┌─ Supplied records

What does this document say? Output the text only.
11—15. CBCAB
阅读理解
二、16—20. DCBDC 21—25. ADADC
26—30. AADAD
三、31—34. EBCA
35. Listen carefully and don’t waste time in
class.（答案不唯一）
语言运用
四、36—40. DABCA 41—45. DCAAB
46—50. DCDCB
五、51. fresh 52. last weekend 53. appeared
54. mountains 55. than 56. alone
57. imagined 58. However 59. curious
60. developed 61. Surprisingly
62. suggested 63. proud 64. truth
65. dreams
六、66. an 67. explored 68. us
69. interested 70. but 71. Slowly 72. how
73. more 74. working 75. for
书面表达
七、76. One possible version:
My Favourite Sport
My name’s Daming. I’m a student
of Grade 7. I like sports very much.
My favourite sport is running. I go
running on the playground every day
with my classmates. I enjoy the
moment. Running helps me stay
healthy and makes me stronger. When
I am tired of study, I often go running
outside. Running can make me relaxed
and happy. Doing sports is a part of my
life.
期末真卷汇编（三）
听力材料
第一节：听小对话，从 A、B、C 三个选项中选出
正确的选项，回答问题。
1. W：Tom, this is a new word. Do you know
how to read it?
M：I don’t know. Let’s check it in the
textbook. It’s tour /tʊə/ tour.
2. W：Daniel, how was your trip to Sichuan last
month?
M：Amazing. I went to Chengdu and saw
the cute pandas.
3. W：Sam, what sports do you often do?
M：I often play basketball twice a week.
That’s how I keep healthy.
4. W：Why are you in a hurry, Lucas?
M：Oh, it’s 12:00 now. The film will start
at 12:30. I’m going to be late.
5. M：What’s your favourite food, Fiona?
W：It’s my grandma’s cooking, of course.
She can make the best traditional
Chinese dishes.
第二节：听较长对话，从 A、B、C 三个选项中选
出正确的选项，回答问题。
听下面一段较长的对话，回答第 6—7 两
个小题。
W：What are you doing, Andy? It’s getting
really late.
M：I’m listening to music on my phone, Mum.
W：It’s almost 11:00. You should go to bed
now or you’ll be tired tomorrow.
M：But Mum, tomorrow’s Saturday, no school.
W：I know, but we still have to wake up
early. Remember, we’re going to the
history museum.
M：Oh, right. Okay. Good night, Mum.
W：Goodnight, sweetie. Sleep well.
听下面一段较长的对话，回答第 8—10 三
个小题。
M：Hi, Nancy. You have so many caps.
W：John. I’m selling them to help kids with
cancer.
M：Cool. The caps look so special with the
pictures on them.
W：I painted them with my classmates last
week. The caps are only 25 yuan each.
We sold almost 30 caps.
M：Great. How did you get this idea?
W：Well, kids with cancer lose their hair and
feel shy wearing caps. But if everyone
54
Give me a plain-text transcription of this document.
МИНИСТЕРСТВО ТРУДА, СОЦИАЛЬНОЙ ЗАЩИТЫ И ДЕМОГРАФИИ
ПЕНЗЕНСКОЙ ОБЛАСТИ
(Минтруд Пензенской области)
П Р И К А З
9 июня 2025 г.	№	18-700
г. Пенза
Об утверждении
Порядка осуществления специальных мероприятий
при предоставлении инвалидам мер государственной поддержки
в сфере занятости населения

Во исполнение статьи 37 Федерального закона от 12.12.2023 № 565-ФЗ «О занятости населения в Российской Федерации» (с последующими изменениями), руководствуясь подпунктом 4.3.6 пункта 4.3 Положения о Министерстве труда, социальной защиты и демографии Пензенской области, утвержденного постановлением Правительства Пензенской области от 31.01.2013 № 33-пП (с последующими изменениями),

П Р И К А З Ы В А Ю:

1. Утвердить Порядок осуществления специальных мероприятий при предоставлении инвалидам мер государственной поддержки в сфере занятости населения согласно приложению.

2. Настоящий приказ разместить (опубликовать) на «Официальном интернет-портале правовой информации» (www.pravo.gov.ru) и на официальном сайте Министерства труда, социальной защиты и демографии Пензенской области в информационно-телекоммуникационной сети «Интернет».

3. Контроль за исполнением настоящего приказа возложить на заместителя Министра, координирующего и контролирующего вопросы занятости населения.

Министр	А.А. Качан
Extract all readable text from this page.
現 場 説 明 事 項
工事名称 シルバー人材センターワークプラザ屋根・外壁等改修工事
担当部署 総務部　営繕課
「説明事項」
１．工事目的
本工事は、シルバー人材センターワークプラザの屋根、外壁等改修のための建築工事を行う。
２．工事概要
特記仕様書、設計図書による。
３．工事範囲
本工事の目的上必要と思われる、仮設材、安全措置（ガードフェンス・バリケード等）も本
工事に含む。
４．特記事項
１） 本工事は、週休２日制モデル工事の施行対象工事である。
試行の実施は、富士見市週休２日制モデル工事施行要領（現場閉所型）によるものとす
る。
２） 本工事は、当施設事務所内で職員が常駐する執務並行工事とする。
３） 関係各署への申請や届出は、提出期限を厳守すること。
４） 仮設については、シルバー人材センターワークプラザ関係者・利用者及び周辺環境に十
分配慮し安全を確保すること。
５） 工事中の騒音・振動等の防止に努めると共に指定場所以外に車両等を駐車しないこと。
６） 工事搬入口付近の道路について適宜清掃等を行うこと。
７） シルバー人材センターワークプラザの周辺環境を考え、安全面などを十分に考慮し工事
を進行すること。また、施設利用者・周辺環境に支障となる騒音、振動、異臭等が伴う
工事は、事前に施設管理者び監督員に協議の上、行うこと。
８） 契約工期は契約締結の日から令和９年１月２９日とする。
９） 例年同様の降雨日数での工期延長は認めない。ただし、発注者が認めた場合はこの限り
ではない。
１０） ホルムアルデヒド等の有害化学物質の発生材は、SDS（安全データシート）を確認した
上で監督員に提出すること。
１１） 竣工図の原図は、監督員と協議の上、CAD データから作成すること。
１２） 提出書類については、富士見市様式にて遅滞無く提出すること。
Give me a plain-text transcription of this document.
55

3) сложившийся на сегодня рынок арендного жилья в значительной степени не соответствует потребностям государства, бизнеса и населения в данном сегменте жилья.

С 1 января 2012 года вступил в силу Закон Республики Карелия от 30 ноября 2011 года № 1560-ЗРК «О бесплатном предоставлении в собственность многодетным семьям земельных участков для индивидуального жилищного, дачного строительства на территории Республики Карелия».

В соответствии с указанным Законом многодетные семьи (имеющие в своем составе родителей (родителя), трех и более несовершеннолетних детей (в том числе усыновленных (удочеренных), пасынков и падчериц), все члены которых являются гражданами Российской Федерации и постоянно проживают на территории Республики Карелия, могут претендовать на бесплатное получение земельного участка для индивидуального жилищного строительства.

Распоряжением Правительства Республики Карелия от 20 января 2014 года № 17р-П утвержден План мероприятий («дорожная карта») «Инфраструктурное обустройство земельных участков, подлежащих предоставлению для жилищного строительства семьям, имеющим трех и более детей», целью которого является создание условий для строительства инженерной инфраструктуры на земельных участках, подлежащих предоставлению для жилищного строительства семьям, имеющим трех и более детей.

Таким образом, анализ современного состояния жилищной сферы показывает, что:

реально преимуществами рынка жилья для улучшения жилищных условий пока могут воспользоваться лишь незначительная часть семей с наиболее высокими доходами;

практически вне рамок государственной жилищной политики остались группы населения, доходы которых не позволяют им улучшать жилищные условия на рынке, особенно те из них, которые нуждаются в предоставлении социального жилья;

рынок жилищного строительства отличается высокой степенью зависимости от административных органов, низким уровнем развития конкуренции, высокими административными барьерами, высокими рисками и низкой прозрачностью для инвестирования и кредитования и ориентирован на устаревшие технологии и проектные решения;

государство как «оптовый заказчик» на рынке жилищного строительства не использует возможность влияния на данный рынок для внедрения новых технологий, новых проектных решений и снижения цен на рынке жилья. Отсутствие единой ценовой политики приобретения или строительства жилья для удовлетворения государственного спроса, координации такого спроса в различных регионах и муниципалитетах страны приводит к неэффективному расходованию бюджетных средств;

└─

**Job:** In the records, locate each line holding the string "听下面一段较长的对话" and copy it.

**The output:**
听下面一段较长的对话，回答第 6—7 两
听下面一段较长的对话，回答第 8—10 三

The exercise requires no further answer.